SUPPLIED RECORDS =>
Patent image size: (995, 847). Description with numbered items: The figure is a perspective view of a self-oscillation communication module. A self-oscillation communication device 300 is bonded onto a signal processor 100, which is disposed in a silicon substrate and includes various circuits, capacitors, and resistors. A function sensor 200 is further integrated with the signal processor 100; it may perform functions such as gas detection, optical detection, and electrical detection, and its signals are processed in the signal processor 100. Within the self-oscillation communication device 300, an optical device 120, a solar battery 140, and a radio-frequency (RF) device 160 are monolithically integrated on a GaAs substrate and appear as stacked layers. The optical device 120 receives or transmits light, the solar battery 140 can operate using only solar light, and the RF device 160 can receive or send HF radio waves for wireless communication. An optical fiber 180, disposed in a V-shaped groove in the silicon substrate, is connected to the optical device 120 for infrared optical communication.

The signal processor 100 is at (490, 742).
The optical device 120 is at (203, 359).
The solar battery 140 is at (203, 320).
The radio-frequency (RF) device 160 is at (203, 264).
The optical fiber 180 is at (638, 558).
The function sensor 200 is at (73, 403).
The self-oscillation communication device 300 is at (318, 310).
==
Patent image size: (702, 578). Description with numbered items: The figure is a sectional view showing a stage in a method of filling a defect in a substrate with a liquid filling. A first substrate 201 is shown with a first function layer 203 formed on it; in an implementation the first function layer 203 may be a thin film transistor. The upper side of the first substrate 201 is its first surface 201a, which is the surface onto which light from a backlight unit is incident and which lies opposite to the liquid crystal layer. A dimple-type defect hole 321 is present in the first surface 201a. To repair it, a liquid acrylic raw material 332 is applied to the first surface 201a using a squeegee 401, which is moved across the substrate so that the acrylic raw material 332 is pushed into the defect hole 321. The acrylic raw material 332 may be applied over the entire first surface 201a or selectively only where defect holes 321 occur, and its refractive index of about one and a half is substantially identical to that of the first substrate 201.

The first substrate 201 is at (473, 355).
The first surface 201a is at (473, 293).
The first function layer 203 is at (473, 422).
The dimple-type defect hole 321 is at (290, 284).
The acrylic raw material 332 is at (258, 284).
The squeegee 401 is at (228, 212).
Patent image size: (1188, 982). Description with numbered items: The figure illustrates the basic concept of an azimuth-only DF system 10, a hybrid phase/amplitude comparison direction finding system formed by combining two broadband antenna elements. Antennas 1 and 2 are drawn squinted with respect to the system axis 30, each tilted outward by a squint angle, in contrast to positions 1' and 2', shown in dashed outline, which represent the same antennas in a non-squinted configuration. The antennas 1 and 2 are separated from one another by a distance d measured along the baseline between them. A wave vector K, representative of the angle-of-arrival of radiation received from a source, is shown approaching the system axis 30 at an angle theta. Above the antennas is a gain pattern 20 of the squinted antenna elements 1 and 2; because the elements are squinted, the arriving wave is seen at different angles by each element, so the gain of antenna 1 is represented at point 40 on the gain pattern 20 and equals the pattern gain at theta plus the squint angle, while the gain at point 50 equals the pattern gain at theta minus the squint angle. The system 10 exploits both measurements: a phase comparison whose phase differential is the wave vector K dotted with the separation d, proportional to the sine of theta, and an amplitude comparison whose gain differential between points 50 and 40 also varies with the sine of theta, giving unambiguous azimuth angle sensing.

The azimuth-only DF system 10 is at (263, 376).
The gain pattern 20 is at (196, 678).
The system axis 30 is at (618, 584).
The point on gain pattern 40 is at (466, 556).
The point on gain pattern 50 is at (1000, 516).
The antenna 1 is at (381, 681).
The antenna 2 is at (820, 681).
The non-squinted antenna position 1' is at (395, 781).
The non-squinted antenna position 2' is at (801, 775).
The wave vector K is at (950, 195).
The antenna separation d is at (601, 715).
...
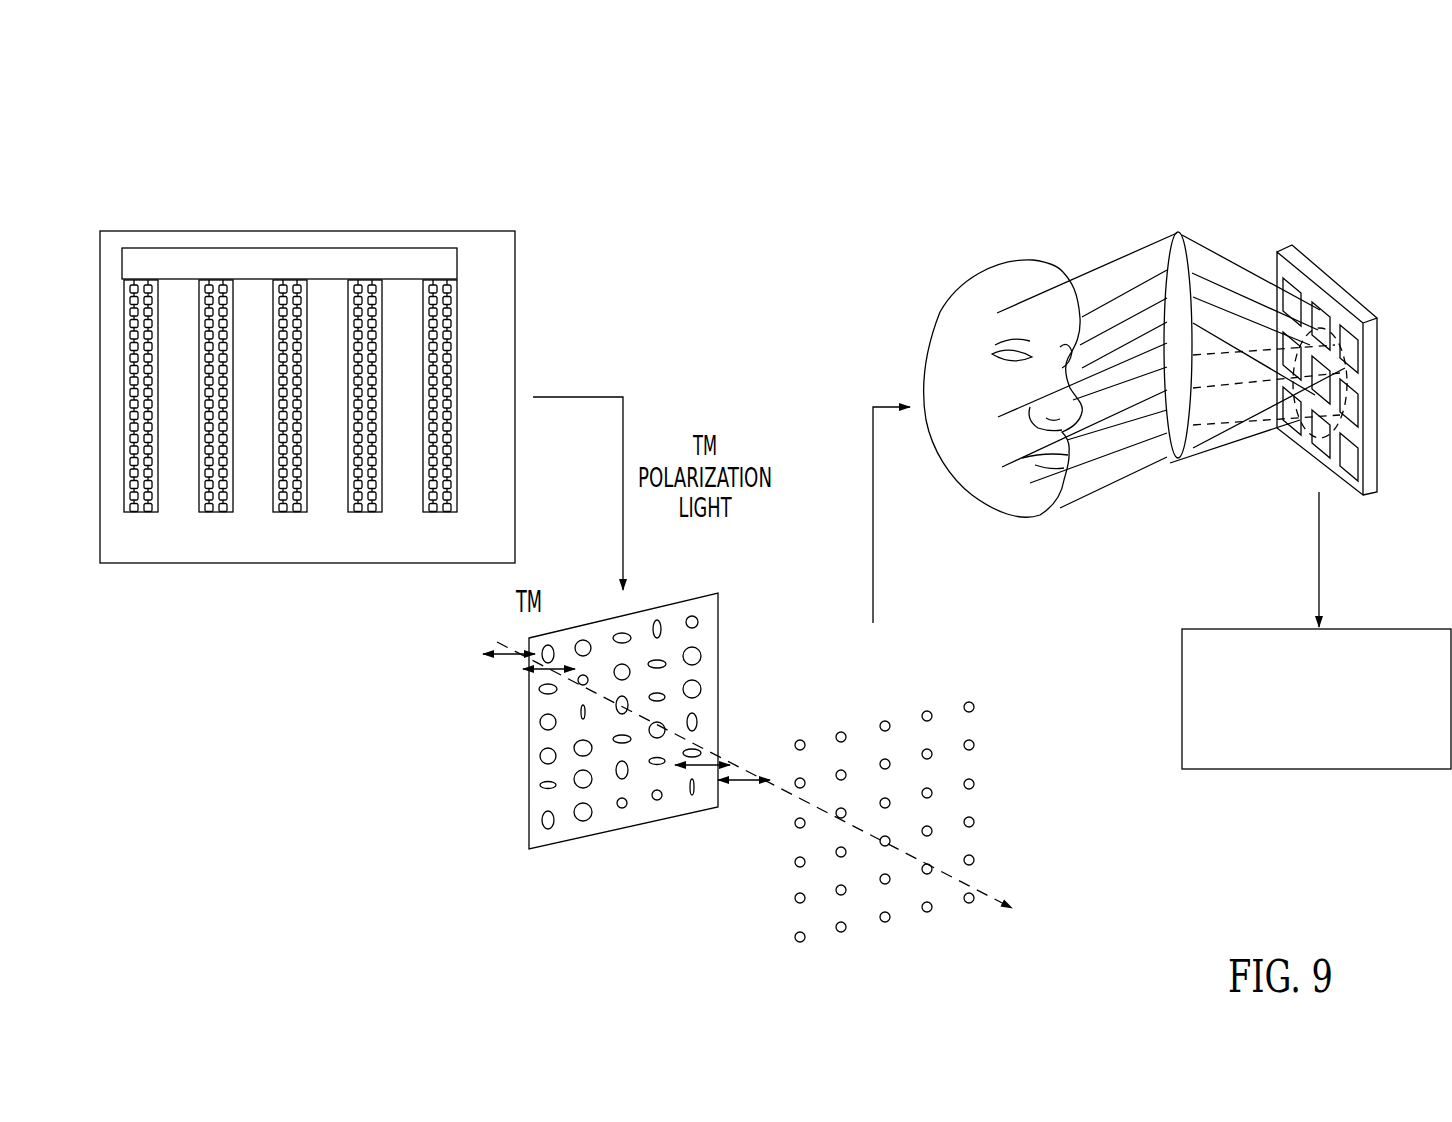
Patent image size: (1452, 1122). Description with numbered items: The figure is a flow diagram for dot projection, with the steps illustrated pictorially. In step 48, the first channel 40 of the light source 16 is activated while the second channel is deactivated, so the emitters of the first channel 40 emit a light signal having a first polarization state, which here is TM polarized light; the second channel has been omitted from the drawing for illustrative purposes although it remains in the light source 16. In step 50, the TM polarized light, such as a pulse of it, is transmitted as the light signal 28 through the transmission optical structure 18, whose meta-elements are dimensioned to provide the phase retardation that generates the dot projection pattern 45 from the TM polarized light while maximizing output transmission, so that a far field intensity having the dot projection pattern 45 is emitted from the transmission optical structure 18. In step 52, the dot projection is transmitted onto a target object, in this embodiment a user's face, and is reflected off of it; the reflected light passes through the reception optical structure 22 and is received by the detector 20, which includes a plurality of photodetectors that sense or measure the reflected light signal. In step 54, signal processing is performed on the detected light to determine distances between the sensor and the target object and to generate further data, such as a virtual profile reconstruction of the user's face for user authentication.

TO BE DONE => Report each line of the listing above that contains the word "acrylic", matching case exactly.

TASK RESPONSE =>
Patent image size: (702, 578). Description with numbered items: The figure is a sectional view showing a stage in a method of filling a defect in a substrate with a liquid filling. A first substrate 201 is shown with a first function layer 203 formed on it; in an implementation the first function layer 203 may be a thin film transistor. The upper side of the first substrate 201 is its first surface 201a, which is the surface onto which light from a backlight unit is incident and which lies opposite to the liquid crystal layer. A dimple-type defect hole 321 is present in the first surface 201a. To repair it, a liquid acrylic raw material 332 is applied to the first surface 201a using a squeegee 401, which is moved across the substrate so that the acrylic raw material 332 is pushed into the defect hole 321. The acrylic raw material 332 may be applied over the entire first surface 201a or selectively only where defect holes 321 occur, and its refractive index of about one and a half is substantially identical to that of the first substrate 201.
The acrylic raw material 332 is at (258, 284).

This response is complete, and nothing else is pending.